» **Objective**: Determine which lines of the records include the word "third", and copy them.

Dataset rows
————

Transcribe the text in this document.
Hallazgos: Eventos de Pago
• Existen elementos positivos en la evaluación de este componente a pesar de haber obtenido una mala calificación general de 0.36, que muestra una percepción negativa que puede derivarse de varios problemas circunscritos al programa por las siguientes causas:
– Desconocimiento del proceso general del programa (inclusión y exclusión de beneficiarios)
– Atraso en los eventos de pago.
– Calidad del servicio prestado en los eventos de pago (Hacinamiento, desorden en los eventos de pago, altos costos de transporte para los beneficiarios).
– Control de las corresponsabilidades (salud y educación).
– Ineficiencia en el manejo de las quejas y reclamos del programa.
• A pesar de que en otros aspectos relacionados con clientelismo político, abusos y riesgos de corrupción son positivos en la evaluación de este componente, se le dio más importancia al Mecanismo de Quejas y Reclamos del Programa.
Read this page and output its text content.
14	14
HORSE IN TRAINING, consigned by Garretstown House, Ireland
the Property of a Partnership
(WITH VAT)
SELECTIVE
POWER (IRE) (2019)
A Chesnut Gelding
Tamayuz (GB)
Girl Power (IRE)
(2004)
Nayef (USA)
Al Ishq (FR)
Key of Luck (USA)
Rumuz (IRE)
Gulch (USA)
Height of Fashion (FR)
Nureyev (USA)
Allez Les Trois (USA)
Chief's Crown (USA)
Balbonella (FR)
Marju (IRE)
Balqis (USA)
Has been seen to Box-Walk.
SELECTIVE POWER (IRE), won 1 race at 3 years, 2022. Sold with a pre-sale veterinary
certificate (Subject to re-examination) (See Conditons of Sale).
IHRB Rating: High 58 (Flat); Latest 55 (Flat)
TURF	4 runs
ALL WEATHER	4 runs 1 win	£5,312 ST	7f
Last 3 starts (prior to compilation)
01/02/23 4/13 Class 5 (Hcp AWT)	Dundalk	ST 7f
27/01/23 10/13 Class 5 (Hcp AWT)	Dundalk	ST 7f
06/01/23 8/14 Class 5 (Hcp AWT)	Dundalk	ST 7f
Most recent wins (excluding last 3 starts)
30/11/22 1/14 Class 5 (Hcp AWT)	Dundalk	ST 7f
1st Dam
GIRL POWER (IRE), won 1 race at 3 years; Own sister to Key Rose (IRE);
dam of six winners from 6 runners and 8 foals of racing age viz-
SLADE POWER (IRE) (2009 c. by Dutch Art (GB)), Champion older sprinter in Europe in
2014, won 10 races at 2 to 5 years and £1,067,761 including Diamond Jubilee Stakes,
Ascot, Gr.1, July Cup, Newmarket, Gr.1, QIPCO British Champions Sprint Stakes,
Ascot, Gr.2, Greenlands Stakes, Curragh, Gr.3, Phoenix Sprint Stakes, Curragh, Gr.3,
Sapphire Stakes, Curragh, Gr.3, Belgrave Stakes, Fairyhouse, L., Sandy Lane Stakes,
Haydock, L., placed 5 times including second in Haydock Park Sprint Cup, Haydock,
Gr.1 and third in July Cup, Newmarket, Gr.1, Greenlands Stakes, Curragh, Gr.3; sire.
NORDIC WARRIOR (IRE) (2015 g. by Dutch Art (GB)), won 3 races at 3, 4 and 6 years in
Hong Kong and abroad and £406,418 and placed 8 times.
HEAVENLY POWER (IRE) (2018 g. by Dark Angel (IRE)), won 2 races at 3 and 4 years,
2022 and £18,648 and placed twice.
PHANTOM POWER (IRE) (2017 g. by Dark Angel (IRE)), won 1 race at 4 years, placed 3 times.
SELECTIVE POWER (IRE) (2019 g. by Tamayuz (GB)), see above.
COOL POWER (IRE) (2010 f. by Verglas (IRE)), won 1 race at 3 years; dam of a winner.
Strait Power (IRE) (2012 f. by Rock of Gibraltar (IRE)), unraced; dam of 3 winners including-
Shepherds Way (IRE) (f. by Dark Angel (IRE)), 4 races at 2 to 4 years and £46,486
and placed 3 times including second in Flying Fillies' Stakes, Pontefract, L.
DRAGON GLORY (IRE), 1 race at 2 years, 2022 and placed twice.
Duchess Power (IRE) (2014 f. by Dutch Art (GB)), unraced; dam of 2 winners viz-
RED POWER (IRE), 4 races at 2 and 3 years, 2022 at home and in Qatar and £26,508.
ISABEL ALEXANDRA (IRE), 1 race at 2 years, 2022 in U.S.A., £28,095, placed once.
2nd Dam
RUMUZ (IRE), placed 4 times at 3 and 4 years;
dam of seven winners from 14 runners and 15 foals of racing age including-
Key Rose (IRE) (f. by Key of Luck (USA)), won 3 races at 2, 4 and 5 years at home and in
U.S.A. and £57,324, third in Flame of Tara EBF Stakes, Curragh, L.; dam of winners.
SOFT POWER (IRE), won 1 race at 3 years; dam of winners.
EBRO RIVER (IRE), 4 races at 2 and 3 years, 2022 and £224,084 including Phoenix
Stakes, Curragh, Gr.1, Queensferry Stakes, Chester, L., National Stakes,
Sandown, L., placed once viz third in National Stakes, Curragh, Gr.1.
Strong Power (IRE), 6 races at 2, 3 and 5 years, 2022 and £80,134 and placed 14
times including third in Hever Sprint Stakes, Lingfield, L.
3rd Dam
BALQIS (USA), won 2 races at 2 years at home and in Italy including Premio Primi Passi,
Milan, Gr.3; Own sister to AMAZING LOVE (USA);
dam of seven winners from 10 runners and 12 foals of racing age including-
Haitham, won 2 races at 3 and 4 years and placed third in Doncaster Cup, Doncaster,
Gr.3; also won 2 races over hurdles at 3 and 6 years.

————

» **Answer below**:
Gr.1 and third in July Cup, Newmarket, Gr.1, Greenlands Stakes, Curragh, Gr.3; sire.
U.S.A. and £57,324, third in Flame of Tara EBF Stakes, Curragh, L.; dam of winners.
Sandown, L., placed once viz third in National Stakes, Curragh, Gr.1.
times including third in Hever Sprint Stakes, Lingfield, L.
Haitham, won 2 races at 3 and 4 years and placed third in Doncaster Cup, Doncaster,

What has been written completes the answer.